Starting with the line that holds "OCR this image.", reproduce each line through the last one of the data, exactly as written. Pictures are not copied.

Information shown:
-- BEGIN --
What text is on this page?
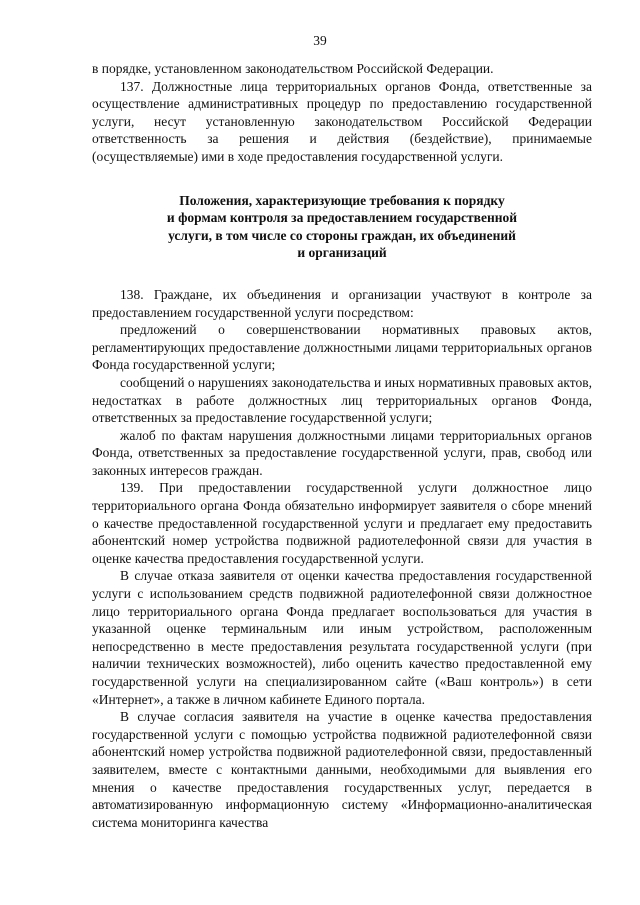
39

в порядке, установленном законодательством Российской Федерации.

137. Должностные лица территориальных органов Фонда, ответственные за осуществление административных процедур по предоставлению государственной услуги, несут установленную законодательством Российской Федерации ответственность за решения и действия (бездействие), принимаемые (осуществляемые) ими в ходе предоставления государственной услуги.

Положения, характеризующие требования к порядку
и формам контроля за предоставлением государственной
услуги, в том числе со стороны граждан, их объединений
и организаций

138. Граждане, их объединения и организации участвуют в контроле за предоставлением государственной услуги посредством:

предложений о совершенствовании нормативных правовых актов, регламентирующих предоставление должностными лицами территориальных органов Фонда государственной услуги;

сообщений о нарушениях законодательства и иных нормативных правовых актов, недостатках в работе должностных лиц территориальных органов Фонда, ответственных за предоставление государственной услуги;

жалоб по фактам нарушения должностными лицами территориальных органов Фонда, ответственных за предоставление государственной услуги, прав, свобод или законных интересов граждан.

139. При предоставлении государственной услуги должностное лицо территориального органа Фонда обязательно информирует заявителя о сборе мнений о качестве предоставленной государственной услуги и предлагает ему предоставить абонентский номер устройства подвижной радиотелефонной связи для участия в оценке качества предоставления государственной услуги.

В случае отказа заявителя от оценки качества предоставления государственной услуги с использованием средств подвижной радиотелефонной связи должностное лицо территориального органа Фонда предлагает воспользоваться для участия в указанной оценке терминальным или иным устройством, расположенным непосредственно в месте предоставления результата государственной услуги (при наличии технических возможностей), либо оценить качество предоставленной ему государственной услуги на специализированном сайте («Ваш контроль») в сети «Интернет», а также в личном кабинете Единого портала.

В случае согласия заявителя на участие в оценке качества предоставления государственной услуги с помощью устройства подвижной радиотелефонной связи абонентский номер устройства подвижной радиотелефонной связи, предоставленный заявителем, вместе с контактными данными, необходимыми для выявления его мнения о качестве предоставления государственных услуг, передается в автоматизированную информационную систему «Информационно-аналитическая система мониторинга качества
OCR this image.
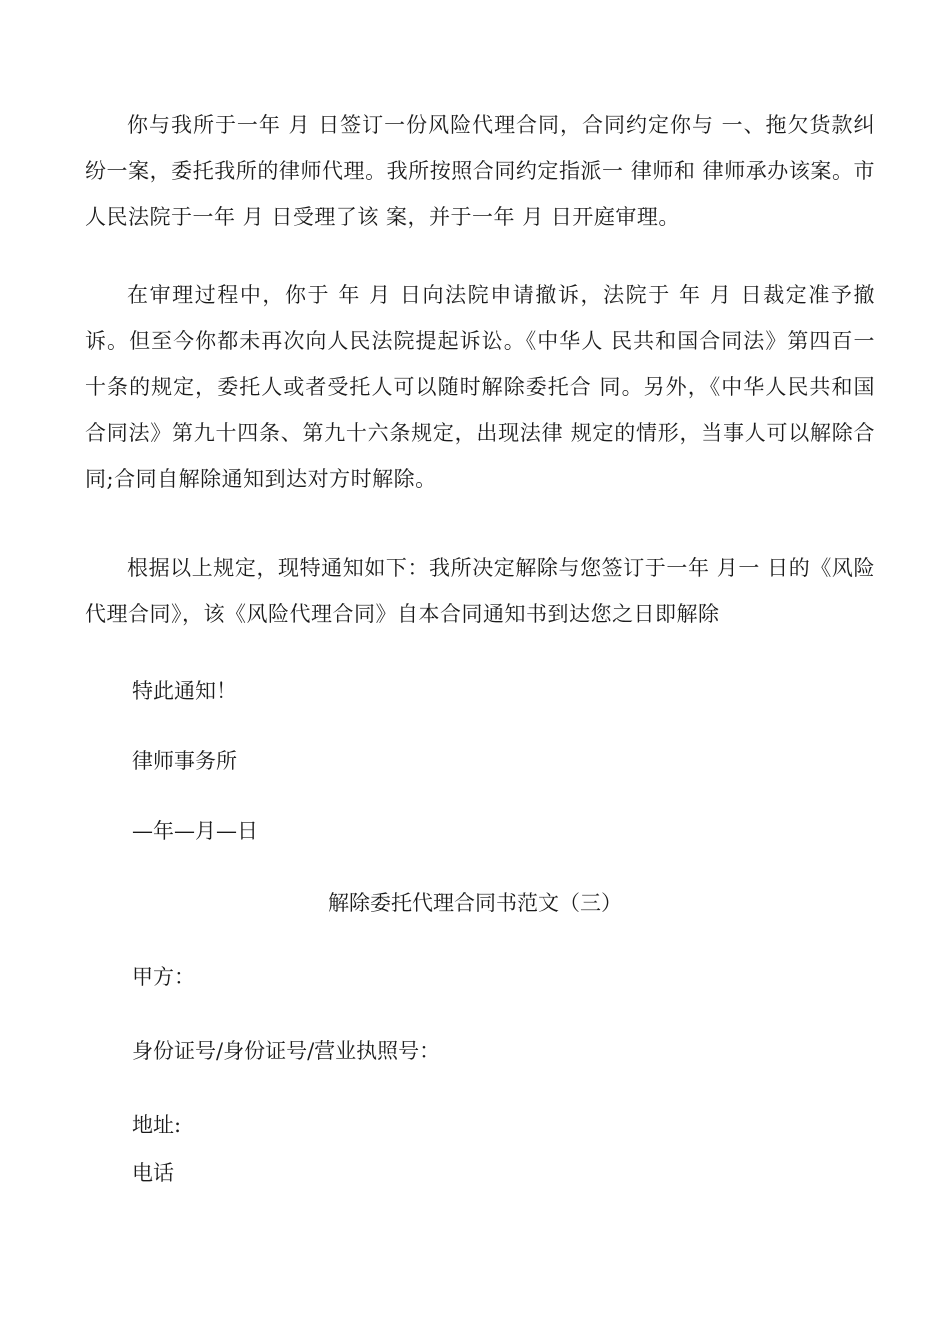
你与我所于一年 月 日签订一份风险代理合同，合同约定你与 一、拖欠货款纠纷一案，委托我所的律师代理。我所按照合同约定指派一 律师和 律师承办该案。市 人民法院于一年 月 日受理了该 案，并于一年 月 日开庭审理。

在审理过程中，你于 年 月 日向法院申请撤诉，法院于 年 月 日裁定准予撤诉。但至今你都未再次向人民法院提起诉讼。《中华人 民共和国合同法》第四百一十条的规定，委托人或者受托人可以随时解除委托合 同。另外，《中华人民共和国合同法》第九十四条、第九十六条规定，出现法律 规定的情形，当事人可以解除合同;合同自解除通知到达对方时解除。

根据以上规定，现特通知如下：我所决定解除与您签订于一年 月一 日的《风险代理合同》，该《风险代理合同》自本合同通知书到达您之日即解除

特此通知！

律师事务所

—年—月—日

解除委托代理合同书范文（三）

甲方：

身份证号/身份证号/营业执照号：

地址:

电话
-- END --
Result of the exercise:
OCR this image.
你与我所于一年 月 日签订一份风险代理合同，合同约定你与 一、拖欠货款纠纷一案，委托我所的律师代理。我所按照合同约定指派一 律师和 律师承办该案。市 人民法院于一年 月 日受理了该 案，并于一年 月 日开庭审理。

在审理过程中，你于 年 月 日向法院申请撤诉，法院于 年 月 日裁定准予撤诉。但至今你都未再次向人民法院提起诉讼。《中华人 民共和国合同法》第四百一十条的规定，委托人或者受托人可以随时解除委托合 同。另外，《中华人民共和国合同法》第九十四条、第九十六条规定，出现法律 规定的情形，当事人可以解除合同;合同自解除通知到达对方时解除。

根据以上规定，现特通知如下：我所决定解除与您签订于一年 月一 日的《风险代理合同》，该《风险代理合同》自本合同通知书到达您之日即解除

特此通知！

律师事务所

—年—月—日

解除委托代理合同书范文（三）

甲方：

身份证号/身份证号/营业执照号：

地址:

电话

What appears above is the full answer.